### WORK TO COMPLETE:
Transcribe the entries that follow exactly as they appear, minus pictures.

━━━━━━━━━━━━━━━━━━━━

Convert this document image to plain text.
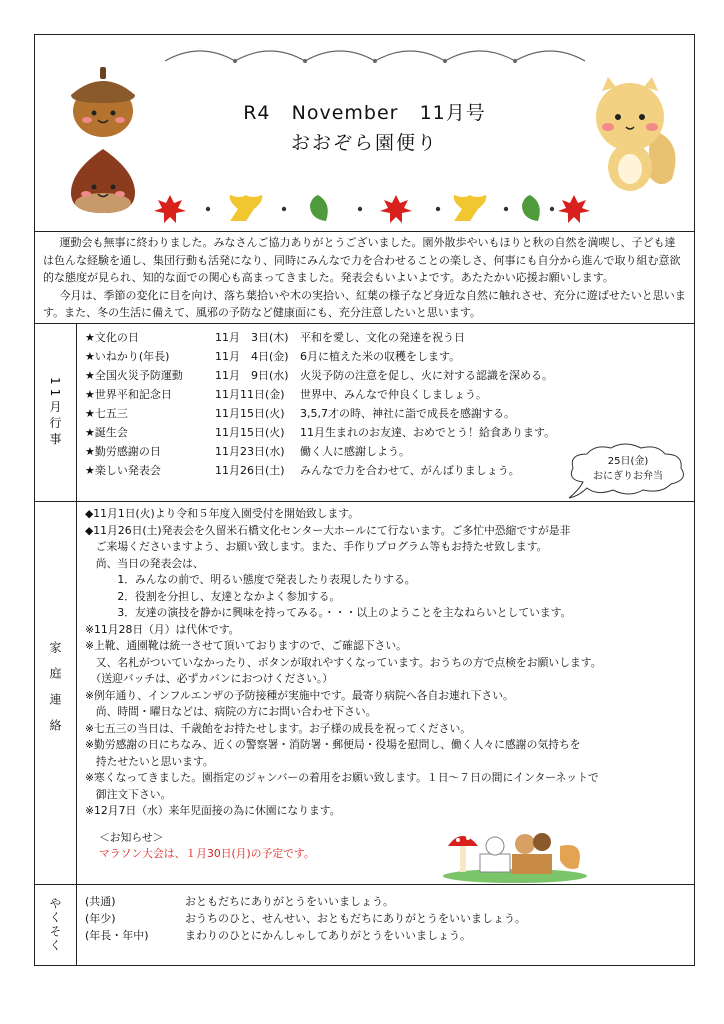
R4   November   11月号
おおぞら園便り

運動会も無事に終わりました。みなさんご協力ありがとうございました。園外散歩やいもほりと秋の自然を満喫し、子ども達は色んな経験を通し、集団行動も活発になり、同時にみんなで力を合わせることの楽しさ、何事にも自分から進んで取り組む意欲的な態度が見られ、知的な面での関心も高まってきました。発表会もいよいよです。あたたかい応援お願いします。

今月は、季節の変化に目を向け、落ち葉拾いや木の実拾い、紅葉の様子など身近な自然に触れさせ、充分に遊ばせたいと思います。また、冬の生活に備えて、風邪の予防など健康面にも、充分注意したいと思います。

11月行事
★文化の日	11月　3日(木)	平和を愛し、文化の発達を祝う日
★いねかり(年長)	11月　4日(金)	6月に植えた米の収穫をします。
★全国火災予防運動	11月　9日(水)	火災予防の注意を促し、火に対する認識を深める。
★世界平和記念日	11月11日(金)	世界中、みんなで仲良くしましょう。
★七五三	11月15日(火)	3,5,7才の時、神社に詣で成長を感謝する。
★誕生会	11月15日(火)	11月生まれのお友達、おめでとう！給食あります。
★勤労感謝の日	11月23日(水)	働く人に感謝しよう。
★楽しい発表会	11月26日(土)	みんなで力を合わせて、がんばりましょう。
25日(金)
おにぎりお弁当
家庭連絡
◆11月1日(火)より令和５年度入園受付を開始致します。
◆11月26日(土)発表会を久留米石橋文化センター大ホールにて行ないます。ご多忙中恐縮ですが是非
　ご来場くださいますよう、お願い致します。また、手作りプログラム等もお持たせ致します。
　尚、当日の発表会は、
　　　1．みんなの前で、明るい態度で発表したり表現したりする。
　　　2．役割を分担し、友達となかよく参加する。
　　　3．友達の演技を静かに興味を持ってみる。・・・以上のようことを主なねらいとしています。
※11月28日（月）は代休です。
※上靴、通園靴は統一させて頂いておりますので、ご確認下さい。
　又、名札がついていなかったり、ボタンが取れやすくなっています。おうちの方で点検をお願いします。
　（送迎バッチは、必ずカバンにおつけください。）
※例年通り、インフルエンザの予防接種が実施中です。最寄り病院へ各自お連れ下さい。
　尚、時間・曜日などは、病院の方にお問い合わせ下さい。
※七五三の当日は、千歳飴をお持たせします。お子様の成長を祝ってください。
※勤労感謝の日にちなみ、近くの警察署・消防署・郵便局・役場を慰問し、働く人々に感謝の気持ちを
　持たせたいと思います。
※寒くなってきました。園指定のジャンバーの着用をお願い致します。１日～７日の間にインターネットで
　御注文下さい。
※12月7日（水）来年児面接の為に休園になります。
＜お知らせ＞
マラソン大会は、１月30日(月)の予定です。
やくそく (共通)	おともだちにありがとうをいいましょう。
(年少)	おうちのひと、せんせい、おともだちにありがとうをいいましょう。
(年長・年中)	まわりのひとにかんしゃしてありがとうをいいましょう。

━━━━━━━━━━━━━━━━━━━━

### ANSWER TO THE EXERCISE:
Convert this document image to plain text.
R4   November   11月号
おおぞら園便り

運動会も無事に終わりました。みなさんご協力ありがとうございました。園外散歩やいもほりと秋の自然を満喫し、子ども達は色んな経験を通し、集団行動も活発になり、同時にみんなで力を合わせることの楽しさ、何事にも自分から進んで取り組む意欲的な態度が見られ、知的な面での関心も高まってきました。発表会もいよいよです。あたたかい応援お願いします。

今月は、季節の変化に目を向け、落ち葉拾いや木の実拾い、紅葉の様子など身近な自然に触れさせ、充分に遊ばせたいと思います。また、冬の生活に備えて、風邪の予防など健康面にも、充分注意したいと思います。

11月行事
★文化の日	11月　3日(木)	平和を愛し、文化の発達を祝う日
★いねかり(年長)	11月　4日(金)	6月に植えた米の収穫をします。
★全国火災予防運動	11月　9日(水)	火災予防の注意を促し、火に対する認識を深める。
★世界平和記念日	11月11日(金)	世界中、みんなで仲良くしましょう。
★七五三	11月15日(火)	3,5,7才の時、神社に詣で成長を感謝する。
★誕生会	11月15日(火)	11月生まれのお友達、おめでとう！給食あります。
★勤労感謝の日	11月23日(水)	働く人に感謝しよう。
★楽しい発表会	11月26日(土)	みんなで力を合わせて、がんばりましょう。
25日(金)
おにぎりお弁当
家庭連絡
◆11月1日(火)より令和５年度入園受付を開始致します。
◆11月26日(土)発表会を久留米石橋文化センター大ホールにて行ないます。ご多忙中恐縮ですが是非
　ご来場くださいますよう、お願い致します。また、手作りプログラム等もお持たせ致します。
　尚、当日の発表会は、
　　　1．みんなの前で、明るい態度で発表したり表現したりする。
　　　2．役割を分担し、友達となかよく参加する。
　　　3．友達の演技を静かに興味を持ってみる。・・・以上のようことを主なねらいとしています。
※11月28日（月）は代休です。
※上靴、通園靴は統一させて頂いておりますので、ご確認下さい。
　又、名札がついていなかったり、ボタンが取れやすくなっています。おうちの方で点検をお願いします。
　（送迎バッチは、必ずカバンにおつけください。）
※例年通り、インフルエンザの予防接種が実施中です。最寄り病院へ各自お連れ下さい。
　尚、時間・曜日などは、病院の方にお問い合わせ下さい。
※七五三の当日は、千歳飴をお持たせします。お子様の成長を祝ってください。
※勤労感謝の日にちなみ、近くの警察署・消防署・郵便局・役場を慰問し、働く人々に感謝の気持ちを
　持たせたいと思います。
※寒くなってきました。園指定のジャンバーの着用をお願い致します。１日～７日の間にインターネットで
　御注文下さい。
※12月7日（水）来年児面接の為に休園になります。
＜お知らせ＞
マラソン大会は、１月30日(月)の予定です。
やくそく (共通)	おともだちにありがとうをいいましょう。
(年少)	おうちのひと、せんせい、おともだちにありがとうをいいましょう。
(年長・年中)	まわりのひとにかんしゃしてありがとうをいいましょう。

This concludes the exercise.